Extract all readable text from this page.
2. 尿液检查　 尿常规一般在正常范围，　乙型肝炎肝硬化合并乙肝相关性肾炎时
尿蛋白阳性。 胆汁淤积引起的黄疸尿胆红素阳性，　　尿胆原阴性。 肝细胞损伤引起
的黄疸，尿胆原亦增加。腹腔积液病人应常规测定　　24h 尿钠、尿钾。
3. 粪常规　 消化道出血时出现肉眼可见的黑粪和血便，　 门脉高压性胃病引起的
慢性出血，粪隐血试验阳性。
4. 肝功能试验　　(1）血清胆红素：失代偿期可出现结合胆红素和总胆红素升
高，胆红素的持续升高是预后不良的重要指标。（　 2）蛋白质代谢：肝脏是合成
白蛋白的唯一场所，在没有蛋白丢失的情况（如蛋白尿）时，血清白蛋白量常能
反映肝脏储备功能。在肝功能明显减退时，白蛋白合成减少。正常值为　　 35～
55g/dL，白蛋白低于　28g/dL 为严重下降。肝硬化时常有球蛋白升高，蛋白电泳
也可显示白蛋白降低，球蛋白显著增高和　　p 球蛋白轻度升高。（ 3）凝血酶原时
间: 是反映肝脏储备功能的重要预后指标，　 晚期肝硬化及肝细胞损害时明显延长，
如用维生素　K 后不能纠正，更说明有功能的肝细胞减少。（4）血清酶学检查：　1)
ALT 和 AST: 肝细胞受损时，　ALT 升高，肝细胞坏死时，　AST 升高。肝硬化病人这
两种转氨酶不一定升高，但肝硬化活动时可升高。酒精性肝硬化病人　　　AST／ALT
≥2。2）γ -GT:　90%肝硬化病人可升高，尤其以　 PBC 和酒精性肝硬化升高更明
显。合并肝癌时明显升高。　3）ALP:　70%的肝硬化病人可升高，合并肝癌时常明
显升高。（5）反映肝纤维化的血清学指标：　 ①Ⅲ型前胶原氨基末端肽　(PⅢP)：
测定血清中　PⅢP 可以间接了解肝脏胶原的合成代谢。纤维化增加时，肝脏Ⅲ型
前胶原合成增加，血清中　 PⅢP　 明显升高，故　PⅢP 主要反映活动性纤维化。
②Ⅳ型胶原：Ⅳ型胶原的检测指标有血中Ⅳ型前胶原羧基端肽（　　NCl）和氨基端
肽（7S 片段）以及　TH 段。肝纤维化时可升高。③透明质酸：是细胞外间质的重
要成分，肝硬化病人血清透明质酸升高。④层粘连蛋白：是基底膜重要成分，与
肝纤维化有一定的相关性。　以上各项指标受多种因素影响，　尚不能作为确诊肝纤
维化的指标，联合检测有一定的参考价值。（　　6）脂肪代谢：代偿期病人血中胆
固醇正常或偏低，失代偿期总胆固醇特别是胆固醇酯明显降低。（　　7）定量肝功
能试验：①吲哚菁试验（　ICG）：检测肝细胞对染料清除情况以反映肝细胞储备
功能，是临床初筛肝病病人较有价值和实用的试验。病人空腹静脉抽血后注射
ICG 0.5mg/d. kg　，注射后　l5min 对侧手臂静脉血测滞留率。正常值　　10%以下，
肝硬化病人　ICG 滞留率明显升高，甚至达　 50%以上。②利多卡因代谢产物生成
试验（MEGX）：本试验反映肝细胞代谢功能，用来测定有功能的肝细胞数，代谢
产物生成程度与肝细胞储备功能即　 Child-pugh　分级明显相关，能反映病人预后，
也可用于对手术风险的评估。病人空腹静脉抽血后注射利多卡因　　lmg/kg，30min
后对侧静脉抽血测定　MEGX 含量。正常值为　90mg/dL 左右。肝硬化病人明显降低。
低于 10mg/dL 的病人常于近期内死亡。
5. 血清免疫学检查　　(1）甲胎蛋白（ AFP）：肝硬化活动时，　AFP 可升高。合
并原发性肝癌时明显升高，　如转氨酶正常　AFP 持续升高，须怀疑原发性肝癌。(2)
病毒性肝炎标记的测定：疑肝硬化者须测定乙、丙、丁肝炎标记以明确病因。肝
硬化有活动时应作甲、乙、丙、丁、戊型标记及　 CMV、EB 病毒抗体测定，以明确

**Your objective**
Every record above should be copied exactly.

**Complete answer**
Extract all readable text from this page.
2. 尿液检查　 尿常规一般在正常范围，　乙型肝炎肝硬化合并乙肝相关性肾炎时
尿蛋白阳性。 胆汁淤积引起的黄疸尿胆红素阳性，　　尿胆原阴性。 肝细胞损伤引起
的黄疸，尿胆原亦增加。腹腔积液病人应常规测定　　24h 尿钠、尿钾。
3. 粪常规　 消化道出血时出现肉眼可见的黑粪和血便，　 门脉高压性胃病引起的
慢性出血，粪隐血试验阳性。
4. 肝功能试验　　(1）血清胆红素：失代偿期可出现结合胆红素和总胆红素升
高，胆红素的持续升高是预后不良的重要指标。（　 2）蛋白质代谢：肝脏是合成
白蛋白的唯一场所，在没有蛋白丢失的情况（如蛋白尿）时，血清白蛋白量常能
反映肝脏储备功能。在肝功能明显减退时，白蛋白合成减少。正常值为　　 35～
55g/dL，白蛋白低于　28g/dL 为严重下降。肝硬化时常有球蛋白升高，蛋白电泳
也可显示白蛋白降低，球蛋白显著增高和　　p 球蛋白轻度升高。（ 3）凝血酶原时
间: 是反映肝脏储备功能的重要预后指标，　 晚期肝硬化及肝细胞损害时明显延长，
如用维生素　K 后不能纠正，更说明有功能的肝细胞减少。（4）血清酶学检查：　1)
ALT 和 AST: 肝细胞受损时，　ALT 升高，肝细胞坏死时，　AST 升高。肝硬化病人这
两种转氨酶不一定升高，但肝硬化活动时可升高。酒精性肝硬化病人　　　AST／ALT
≥2。2）γ -GT:　90%肝硬化病人可升高，尤其以　 PBC 和酒精性肝硬化升高更明
显。合并肝癌时明显升高。　3）ALP:　70%的肝硬化病人可升高，合并肝癌时常明
显升高。（5）反映肝纤维化的血清学指标：　 ①Ⅲ型前胶原氨基末端肽　(PⅢP)：
测定血清中　PⅢP 可以间接了解肝脏胶原的合成代谢。纤维化增加时，肝脏Ⅲ型
前胶原合成增加，血清中　 PⅢP　 明显升高，故　PⅢP 主要反映活动性纤维化。
②Ⅳ型胶原：Ⅳ型胶原的检测指标有血中Ⅳ型前胶原羧基端肽（　　NCl）和氨基端
肽（7S 片段）以及　TH 段。肝纤维化时可升高。③透明质酸：是细胞外间质的重
要成分，肝硬化病人血清透明质酸升高。④层粘连蛋白：是基底膜重要成分，与
肝纤维化有一定的相关性。　以上各项指标受多种因素影响，　尚不能作为确诊肝纤
维化的指标，联合检测有一定的参考价值。（　　6）脂肪代谢：代偿期病人血中胆
固醇正常或偏低，失代偿期总胆固醇特别是胆固醇酯明显降低。（　　7）定量肝功
能试验：①吲哚菁试验（　ICG）：检测肝细胞对染料清除情况以反映肝细胞储备
功能，是临床初筛肝病病人较有价值和实用的试验。病人空腹静脉抽血后注射
ICG 0.5mg/d. kg　，注射后　l5min 对侧手臂静脉血测滞留率。正常值　　10%以下，
肝硬化病人　ICG 滞留率明显升高，甚至达　 50%以上。②利多卡因代谢产物生成
试验（MEGX）：本试验反映肝细胞代谢功能，用来测定有功能的肝细胞数，代谢
产物生成程度与肝细胞储备功能即　 Child-pugh　分级明显相关，能反映病人预后，
也可用于对手术风险的评估。病人空腹静脉抽血后注射利多卡因　　lmg/kg，30min
后对侧静脉抽血测定　MEGX 含量。正常值为　90mg/dL 左右。肝硬化病人明显降低。
低于 10mg/dL 的病人常于近期内死亡。
5. 血清免疫学检查　　(1）甲胎蛋白（ AFP）：肝硬化活动时，　AFP 可升高。合
并原发性肝癌时明显升高，　如转氨酶正常　AFP 持续升高，须怀疑原发性肝癌。(2)
病毒性肝炎标记的测定：疑肝硬化者须测定乙、丙、丁肝炎标记以明确病因。肝
硬化有活动时应作甲、乙、丙、丁、戊型标记及　 CMV、EB 病毒抗体测定，以明确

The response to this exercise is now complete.